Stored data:
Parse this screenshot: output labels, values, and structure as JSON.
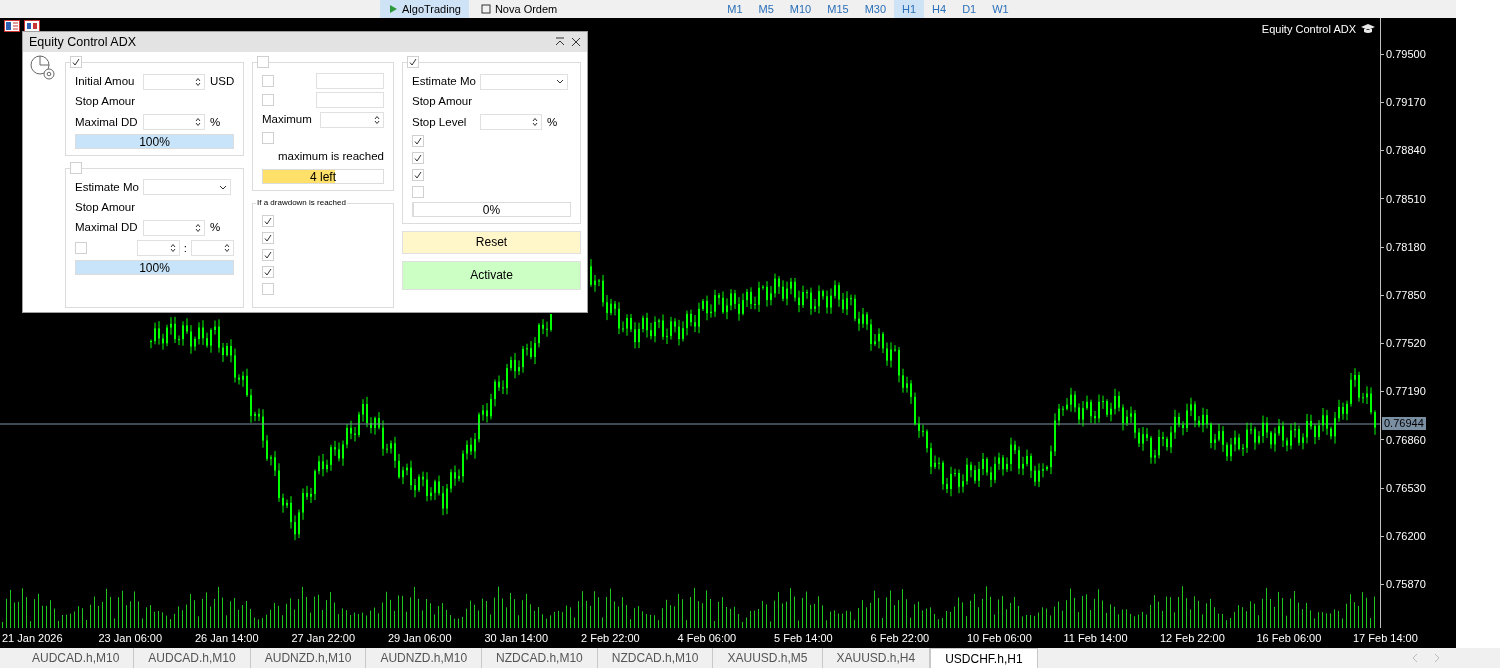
{
  "toolbar": {
    "buttons": [
      {
        "label": "AlgoTrading",
        "selected": true
      },
      {
        "label": "Nova Ordem",
        "selected": false
      }
    ],
    "timeframes": [
      {
        "label": "M1",
        "selected": false
      },
      {
        "label": "M5",
        "selected": false
      },
      {
        "label": "M10",
        "selected": false
      },
      {
        "label": "M15",
        "selected": false
      },
      {
        "label": "M30",
        "selected": false
      },
      {
        "label": "H1",
        "selected": true
      },
      {
        "label": "H4",
        "selected": false
      },
      {
        "label": "D1",
        "selected": false
      },
      {
        "label": "W1",
        "selected": false
      }
    ]
  },
  "chart": {
    "indicator_label": "Equity Control ADX",
    "price_axis": [
      "0.79500",
      "0.79170",
      "0.78840",
      "0.78510",
      "0.78180",
      "0.77850",
      "0.77520",
      "0.77190",
      "0.76860",
      "0.76530",
      "0.76200",
      "0.75870"
    ],
    "current_price": "0.76944",
    "time_axis": [
      "21 Jan 2026",
      "23 Jan 06:00",
      "26 Jan 14:00",
      "27 Jan 22:00",
      "29 Jan 06:00",
      "30 Jan 14:00",
      "2 Feb 22:00",
      "4 Feb 06:00",
      "5 Feb 14:00",
      "6 Feb 22:00",
      "10 Feb 06:00",
      "11 Feb 14:00",
      "12 Feb 22:00",
      "16 Feb 06:00",
      "17 Feb 14:00"
    ]
  },
  "dialog": {
    "title": "Equity Control ADX",
    "columns": [
      [
        {
          "header": {
            "kind": "checkbox",
            "checked": true
          },
          "rows": [
            {
              "kind": "spin_field",
              "label": "Initial Amou",
              "unit": "USD"
            },
            {
              "kind": "text",
              "label": "Stop Amour"
            },
            {
              "kind": "spin_field",
              "label": "Maximal DD",
              "unit": "%"
            },
            {
              "kind": "progress",
              "level": 1,
              "label": "100%",
              "color": "#c8e4fa"
            }
          ]
        },
        {
          "header": {
            "kind": "checkbox",
            "checked": false
          },
          "rows": [
            {
              "kind": "dropdown_field",
              "label": "Estimate Mo"
            },
            {
              "kind": "text",
              "label": "Stop Amour"
            },
            {
              "kind": "spin_field",
              "label": "Maximal DD",
              "unit": "%"
            },
            {
              "kind": "timepair",
              "checked": false,
              "separator": ":"
            },
            {
              "kind": "progress",
              "level": 1,
              "label": "100%",
              "color": "#c8e4fa"
            }
          ]
        }
      ],
      [
        {
          "header": {
            "kind": "checkbox",
            "checked": false
          },
          "rows": [
            {
              "kind": "checkfield",
              "checked": false
            },
            {
              "kind": "checkfield",
              "checked": false
            },
            {
              "kind": "spin_field",
              "label": "Maximum"
            },
            {
              "kind": "checkbox",
              "checked": false
            },
            {
              "kind": "note",
              "label": "maximum is reached"
            },
            {
              "kind": "progress",
              "level": 0.6,
              "label": "4 left",
              "color": "#ffe169"
            }
          ]
        },
        {
          "header": {
            "kind": "caption",
            "label": "If a drawdown is reached"
          },
          "rows": [
            {
              "kind": "checkbox",
              "checked": true
            },
            {
              "kind": "checkbox",
              "checked": true
            },
            {
              "kind": "checkbox",
              "checked": true
            },
            {
              "kind": "checkbox",
              "checked": true
            },
            {
              "kind": "checkbox",
              "checked": false
            }
          ]
        }
      ],
      [
        {
          "header": {
            "kind": "checkbox",
            "checked": true
          },
          "rows": [
            {
              "kind": "dropdown_field",
              "label": "Estimate Mo"
            },
            {
              "kind": "text",
              "label": "Stop Amour"
            },
            {
              "kind": "spin_field",
              "label": "Stop Level",
              "unit": "%"
            },
            {
              "kind": "checkbox",
              "checked": true
            },
            {
              "kind": "checkbox",
              "checked": true
            },
            {
              "kind": "checkbox",
              "checked": true
            },
            {
              "kind": "checkbox",
              "checked": false
            },
            {
              "kind": "progress",
              "level": 0,
              "label": "0%"
            }
          ]
        }
      ]
    ],
    "buttons": [
      {
        "label": "Reset",
        "color": "#fff6c9"
      },
      {
        "label": "Activate",
        "color": "#ccffc4"
      }
    ]
  },
  "symbol_tabs": [
    {
      "label": "AUDCAD.h,M10",
      "selected": false
    },
    {
      "label": "AUDCAD.h,M10",
      "selected": false
    },
    {
      "label": "AUDNZD.h,M10",
      "selected": false
    },
    {
      "label": "AUDNZD.h,M10",
      "selected": false
    },
    {
      "label": "NZDCAD.h,M10",
      "selected": false
    },
    {
      "label": "NZDCAD.h,M10",
      "selected": false
    },
    {
      "label": "XAUUSD.h,M5",
      "selected": false
    },
    {
      "label": "XAUUSD.h,H4",
      "selected": false
    },
    {
      "label": "USDCHF.h,H1",
      "selected": true
    }
  ]
}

- **Exercise brief**
Extract lines where the string "reached" occurs.

- **The result**
              "label": "maximum is reached"
            "label": "If a drawdown is reached"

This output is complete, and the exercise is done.